* Given information *
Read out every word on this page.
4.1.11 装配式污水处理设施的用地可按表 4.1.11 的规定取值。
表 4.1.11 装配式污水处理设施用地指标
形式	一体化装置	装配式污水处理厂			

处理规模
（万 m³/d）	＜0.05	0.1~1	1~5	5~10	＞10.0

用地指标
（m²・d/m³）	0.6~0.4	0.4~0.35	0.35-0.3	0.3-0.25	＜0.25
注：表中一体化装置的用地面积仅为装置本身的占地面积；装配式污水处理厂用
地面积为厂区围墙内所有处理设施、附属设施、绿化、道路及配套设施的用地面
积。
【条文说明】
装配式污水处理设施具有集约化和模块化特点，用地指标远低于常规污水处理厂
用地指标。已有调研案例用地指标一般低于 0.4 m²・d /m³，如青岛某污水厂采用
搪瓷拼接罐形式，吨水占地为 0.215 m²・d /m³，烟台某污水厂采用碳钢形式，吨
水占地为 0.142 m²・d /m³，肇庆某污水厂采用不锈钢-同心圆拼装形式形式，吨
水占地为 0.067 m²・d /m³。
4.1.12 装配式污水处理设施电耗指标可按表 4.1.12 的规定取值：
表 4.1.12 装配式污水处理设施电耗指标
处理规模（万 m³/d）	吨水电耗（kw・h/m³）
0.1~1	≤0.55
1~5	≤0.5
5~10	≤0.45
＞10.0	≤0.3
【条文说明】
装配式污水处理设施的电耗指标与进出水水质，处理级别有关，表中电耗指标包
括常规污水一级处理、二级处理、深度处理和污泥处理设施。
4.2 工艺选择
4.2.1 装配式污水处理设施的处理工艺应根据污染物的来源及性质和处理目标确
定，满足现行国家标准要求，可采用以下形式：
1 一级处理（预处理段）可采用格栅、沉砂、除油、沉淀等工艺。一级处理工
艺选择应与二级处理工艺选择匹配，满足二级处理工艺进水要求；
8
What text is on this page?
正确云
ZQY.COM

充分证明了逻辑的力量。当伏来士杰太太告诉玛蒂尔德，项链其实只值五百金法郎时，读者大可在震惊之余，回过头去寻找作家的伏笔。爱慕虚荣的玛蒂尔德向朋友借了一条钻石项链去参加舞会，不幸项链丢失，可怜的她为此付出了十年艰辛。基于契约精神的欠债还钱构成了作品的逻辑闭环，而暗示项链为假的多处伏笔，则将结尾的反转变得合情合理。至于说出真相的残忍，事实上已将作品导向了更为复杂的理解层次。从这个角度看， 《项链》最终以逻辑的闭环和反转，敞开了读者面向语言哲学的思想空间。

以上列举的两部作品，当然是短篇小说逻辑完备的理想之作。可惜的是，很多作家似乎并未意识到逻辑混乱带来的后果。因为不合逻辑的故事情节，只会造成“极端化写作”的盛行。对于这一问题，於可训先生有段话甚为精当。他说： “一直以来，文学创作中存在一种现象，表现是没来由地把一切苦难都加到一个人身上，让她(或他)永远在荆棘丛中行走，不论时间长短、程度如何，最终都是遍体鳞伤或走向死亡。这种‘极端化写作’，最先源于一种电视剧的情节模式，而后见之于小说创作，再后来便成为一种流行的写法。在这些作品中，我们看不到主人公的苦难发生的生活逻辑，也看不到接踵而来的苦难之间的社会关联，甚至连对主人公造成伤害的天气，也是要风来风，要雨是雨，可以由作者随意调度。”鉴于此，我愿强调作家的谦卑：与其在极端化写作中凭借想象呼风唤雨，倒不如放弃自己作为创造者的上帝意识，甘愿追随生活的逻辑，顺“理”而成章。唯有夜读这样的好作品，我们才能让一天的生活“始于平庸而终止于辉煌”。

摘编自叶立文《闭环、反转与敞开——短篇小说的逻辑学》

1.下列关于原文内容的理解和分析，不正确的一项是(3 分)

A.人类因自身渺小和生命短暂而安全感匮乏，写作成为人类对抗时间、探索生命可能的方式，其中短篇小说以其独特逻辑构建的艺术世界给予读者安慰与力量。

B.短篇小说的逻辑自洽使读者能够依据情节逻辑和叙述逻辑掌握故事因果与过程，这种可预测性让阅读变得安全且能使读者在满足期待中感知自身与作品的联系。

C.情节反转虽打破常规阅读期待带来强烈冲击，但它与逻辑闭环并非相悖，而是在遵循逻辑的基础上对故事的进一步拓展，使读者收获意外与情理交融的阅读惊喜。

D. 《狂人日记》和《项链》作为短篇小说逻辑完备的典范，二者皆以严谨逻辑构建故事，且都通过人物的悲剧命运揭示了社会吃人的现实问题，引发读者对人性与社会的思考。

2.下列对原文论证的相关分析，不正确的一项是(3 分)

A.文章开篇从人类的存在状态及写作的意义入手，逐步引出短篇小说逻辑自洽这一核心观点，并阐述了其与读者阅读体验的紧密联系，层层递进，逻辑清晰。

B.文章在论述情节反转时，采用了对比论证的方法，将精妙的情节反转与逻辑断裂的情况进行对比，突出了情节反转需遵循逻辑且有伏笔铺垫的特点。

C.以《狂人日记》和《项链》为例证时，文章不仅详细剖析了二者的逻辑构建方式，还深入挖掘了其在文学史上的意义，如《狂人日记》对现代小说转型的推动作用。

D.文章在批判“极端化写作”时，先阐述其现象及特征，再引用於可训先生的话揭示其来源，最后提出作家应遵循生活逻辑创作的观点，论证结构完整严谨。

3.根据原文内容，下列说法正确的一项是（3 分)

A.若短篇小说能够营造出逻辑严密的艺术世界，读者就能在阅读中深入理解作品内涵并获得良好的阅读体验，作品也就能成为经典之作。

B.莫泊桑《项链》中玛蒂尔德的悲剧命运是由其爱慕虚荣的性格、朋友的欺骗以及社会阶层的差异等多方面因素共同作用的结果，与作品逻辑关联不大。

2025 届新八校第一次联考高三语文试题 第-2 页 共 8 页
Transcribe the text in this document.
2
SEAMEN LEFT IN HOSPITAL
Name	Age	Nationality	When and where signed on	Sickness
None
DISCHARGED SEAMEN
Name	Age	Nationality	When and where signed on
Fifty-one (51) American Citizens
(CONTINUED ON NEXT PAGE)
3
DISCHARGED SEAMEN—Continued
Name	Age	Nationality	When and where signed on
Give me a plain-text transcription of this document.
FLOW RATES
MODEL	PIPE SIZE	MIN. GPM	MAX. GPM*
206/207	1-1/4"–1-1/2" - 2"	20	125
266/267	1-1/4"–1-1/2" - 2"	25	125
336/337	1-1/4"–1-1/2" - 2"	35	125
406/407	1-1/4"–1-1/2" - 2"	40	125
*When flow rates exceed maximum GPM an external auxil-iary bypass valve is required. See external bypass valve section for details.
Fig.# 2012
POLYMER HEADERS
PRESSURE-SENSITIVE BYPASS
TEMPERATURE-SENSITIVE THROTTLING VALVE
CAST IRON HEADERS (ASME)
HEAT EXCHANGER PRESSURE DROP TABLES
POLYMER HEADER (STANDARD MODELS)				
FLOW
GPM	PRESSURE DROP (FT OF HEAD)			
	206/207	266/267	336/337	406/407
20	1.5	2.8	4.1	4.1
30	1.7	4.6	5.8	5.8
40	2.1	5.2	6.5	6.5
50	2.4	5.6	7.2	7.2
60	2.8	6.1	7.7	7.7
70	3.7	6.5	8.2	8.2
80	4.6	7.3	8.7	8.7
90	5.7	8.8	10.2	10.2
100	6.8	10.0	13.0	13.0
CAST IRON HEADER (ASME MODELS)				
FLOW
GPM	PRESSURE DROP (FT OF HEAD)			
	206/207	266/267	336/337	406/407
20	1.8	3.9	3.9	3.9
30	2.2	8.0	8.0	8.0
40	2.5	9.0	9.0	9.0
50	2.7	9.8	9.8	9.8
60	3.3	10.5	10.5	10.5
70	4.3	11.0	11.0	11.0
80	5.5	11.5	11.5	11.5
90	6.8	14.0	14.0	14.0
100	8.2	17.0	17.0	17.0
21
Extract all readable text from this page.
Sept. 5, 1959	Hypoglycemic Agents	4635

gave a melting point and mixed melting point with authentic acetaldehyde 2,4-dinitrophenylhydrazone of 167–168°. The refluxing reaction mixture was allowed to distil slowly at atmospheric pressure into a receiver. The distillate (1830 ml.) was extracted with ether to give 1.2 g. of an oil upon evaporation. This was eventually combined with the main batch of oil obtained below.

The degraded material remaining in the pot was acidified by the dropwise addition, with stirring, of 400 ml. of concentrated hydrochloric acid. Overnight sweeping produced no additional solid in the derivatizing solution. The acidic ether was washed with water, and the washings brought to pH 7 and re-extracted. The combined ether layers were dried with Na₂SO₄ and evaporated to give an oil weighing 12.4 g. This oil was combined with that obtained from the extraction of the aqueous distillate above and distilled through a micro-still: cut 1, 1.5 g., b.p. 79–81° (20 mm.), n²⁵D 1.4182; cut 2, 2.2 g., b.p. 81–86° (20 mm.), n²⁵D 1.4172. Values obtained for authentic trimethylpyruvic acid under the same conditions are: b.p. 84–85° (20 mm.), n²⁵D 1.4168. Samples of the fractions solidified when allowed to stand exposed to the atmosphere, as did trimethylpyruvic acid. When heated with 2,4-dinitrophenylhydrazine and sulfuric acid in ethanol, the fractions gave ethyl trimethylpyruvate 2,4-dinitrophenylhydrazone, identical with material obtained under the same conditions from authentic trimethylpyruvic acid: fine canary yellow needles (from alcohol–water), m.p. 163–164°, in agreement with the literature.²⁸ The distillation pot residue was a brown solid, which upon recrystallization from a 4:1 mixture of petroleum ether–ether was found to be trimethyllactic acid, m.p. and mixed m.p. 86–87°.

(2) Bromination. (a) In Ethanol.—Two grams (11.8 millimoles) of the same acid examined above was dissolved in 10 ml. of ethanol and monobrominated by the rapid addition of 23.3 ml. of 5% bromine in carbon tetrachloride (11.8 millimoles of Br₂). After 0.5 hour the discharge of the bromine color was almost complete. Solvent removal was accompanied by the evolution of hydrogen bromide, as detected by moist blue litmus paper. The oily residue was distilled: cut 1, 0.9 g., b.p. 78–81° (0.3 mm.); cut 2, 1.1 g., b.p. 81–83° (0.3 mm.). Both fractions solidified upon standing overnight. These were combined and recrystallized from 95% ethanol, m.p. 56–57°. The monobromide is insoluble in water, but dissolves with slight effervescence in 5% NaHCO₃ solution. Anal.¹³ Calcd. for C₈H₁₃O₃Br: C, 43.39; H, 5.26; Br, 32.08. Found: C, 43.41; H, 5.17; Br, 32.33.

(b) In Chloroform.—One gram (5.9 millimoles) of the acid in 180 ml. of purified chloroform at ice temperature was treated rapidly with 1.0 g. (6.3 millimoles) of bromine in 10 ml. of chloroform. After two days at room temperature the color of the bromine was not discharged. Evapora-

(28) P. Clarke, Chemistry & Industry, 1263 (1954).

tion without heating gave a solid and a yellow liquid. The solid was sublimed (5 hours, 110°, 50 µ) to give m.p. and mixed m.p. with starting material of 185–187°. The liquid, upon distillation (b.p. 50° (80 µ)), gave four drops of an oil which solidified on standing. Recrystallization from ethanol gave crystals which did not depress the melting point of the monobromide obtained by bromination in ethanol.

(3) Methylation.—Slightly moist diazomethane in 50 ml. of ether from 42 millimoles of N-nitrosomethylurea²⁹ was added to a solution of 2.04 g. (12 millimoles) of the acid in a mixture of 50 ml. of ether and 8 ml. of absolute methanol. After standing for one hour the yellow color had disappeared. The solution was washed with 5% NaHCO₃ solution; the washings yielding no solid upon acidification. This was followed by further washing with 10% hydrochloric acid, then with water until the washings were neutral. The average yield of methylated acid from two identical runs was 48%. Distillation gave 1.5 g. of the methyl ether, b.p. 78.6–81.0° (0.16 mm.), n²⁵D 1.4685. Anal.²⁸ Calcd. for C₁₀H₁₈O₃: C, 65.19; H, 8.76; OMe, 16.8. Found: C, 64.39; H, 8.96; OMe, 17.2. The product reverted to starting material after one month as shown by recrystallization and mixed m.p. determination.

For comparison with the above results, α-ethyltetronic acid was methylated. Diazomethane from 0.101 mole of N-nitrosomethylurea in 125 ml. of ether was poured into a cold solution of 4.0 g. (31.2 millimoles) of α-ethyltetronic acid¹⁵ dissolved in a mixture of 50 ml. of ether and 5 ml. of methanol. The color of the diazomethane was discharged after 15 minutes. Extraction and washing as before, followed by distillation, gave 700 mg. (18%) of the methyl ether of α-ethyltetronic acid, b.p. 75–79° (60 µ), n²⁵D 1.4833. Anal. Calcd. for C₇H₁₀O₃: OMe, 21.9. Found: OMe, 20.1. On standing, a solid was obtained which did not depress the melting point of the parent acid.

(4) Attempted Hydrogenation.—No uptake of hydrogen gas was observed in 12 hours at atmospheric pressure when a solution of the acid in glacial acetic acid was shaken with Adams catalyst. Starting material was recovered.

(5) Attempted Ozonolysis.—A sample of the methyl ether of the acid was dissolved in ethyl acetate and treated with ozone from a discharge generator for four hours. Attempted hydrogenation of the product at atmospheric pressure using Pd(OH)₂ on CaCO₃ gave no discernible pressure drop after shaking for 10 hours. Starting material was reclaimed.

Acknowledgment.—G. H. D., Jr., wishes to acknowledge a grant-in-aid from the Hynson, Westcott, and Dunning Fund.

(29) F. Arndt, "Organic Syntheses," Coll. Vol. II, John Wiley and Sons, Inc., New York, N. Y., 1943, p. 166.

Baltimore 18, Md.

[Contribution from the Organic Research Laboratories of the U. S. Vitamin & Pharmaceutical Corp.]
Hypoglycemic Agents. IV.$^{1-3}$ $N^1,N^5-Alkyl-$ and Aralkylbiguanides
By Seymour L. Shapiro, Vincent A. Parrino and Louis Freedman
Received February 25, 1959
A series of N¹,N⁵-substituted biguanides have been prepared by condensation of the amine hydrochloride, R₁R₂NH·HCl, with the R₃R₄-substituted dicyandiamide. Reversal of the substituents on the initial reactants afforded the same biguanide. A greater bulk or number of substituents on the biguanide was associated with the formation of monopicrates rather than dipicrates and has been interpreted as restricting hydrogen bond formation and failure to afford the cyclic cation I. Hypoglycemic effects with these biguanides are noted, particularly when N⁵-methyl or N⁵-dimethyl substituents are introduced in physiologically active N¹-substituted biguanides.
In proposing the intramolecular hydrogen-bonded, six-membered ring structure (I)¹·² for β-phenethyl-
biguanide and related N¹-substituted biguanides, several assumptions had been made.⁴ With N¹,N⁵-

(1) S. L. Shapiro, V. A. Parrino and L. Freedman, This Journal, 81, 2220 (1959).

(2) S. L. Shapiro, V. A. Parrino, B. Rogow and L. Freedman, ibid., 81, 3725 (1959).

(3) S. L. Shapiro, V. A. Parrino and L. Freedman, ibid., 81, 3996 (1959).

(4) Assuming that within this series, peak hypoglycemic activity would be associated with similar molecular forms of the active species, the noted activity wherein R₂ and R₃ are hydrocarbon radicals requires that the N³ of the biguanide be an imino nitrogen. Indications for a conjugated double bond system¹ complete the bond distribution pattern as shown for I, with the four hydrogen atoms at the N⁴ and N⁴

* Written request *
Sift through the entries and copy every line with "document".

* Response to this task *
Transcribe the text in this document.
Give me a plain-text transcription of this document.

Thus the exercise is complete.